### [Reading passage]
——

![alt text](https://drive.google.com/uc?export=view&id=1DXUVHxd4t15mfuqMgMCLnsP4jWVI5EWz)
<br>
© Copyright The University of New South Wales - CRICOS 00098G

# Laboratory 2, Part A:
# Diabetes Hospitalisations - Data Preparation: Data exploration and Manipulation









![alt text](https://drive.google.com/uc?export=view&id=105SGqeyo8RgLhSO8mN7ZE5OsG0YiLPKt)



---





---



# 1. Introduction: Machine Learning and Data Mining Work-Flow

#### Step 1. Research question:

We should always keep in mind the final goal (referred to as the 'question' or step 1 in our machine learning workflow) of the machine learning problem we are trying to solve. In real life, we are interested not just in accurate predictions but in using these predictions as part of a larger decision-making process.

In this set of exercises, our final goal is to build a predictive algorithm to forecast hospital readmission within 30 days after discharge. The prediction will be made just before discharge.

The data managers of the 130 hospitals that comprise this dataset are interested in answering this question to implement an intervention (a discharge plan) if readmission is highly probable.



---



####  Step 2. Data: Do we have the data to answer this research question?

We have identified a set of variables that might be relevant to predicting readmission. This will be our first attempt to solve this problem by testing different algorithms. We will start by using a linear model in the next couple of weeks, followed by trees (simple trees, random forest, and gradient boosted trees) in subsequent weeks.

We will present our conclusions to the board of managers after having used all these algorithms. This will be part of the assignment—Project 1. More instructions to come soon.



---



####  Step 3. Data Gathering:

We assume that we have obtained approval from ethics committees, consulted with the IT teams of the 130 hospitals, and devised a method to extract, transfer, and store the data securely for our research.




---



####  Step 4. Exploratory Data Analysis -  Data Exploration and Manipulation ( Preprocessing)

The fourth step is the visualization and exploration of our data. We did part of this analysis in Chapter 1. In this exercise, we are going to explore our features in more detail and prepare our dataset for future analysis.

Bear in mind that there is not a single way to carry out data preprocessing. As a health data scientist, you must make decisions based on the specific problem and data.



---



## 1.1 Data Exploration and Manipulation: Preprocessing

During the data cleaning process, the training and test sets can be kept combined to maintain consistency, or they must be separated to avoid leaking information from the test set into the training set.

For example, when encoding a categorical variable, the same levels of categories must be coded equally in both training and test sets. Therefore, we can keep the whole dataset without partitioning it initially. This is the case for this first exercise.

However, we must distinguish when to carry out data manipulation with both sets combined and when to split the dataset into training and test sets. For instance, splitting is necessary when performing imputation for missing values. If the feature 'age' has some missing values, we might decide to impute these with the median age. Note that the median age must be calculated from the training set! We will then impute the values in both the training and test sets using the median age value from the training set. Remember, the test set simulates the future, so no information from the test set should be leaked into the training set.

——

(Structured page parsing data)
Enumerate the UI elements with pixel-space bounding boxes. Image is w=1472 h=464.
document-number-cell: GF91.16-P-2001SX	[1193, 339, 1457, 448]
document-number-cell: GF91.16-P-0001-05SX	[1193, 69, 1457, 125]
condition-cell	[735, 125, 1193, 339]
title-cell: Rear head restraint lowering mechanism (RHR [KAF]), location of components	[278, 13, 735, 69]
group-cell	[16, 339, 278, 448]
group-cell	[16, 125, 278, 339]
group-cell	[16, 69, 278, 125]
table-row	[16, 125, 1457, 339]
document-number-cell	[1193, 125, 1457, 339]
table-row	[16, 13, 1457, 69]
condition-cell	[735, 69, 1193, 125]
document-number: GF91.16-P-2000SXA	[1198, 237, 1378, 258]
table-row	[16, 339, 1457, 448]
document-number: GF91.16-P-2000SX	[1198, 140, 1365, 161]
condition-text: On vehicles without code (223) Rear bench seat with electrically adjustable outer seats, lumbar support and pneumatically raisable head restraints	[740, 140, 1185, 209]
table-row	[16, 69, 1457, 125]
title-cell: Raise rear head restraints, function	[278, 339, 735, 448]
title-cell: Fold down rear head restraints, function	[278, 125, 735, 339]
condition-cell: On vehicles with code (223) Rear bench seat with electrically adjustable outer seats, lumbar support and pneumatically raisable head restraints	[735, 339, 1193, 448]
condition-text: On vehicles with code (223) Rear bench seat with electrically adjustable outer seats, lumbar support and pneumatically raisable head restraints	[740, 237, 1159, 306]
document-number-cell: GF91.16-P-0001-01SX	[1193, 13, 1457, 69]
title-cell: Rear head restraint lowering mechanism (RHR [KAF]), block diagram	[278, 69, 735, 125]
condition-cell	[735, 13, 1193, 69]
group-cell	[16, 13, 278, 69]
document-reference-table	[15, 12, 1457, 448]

——

### [Your task]
Please reproduce the part of the diabetes lab text that opens with the words containing "We should always" and closes with "larger decision-making process.".

### [Answer]
We should always keep in mind the final goal (referred to as the 'question' or step 1 in our machine learning workflow) of the machine learning problem we are trying to solve. In real life, we are interested not just in accurate predictions but in using these predictions as part of a larger decision-making process.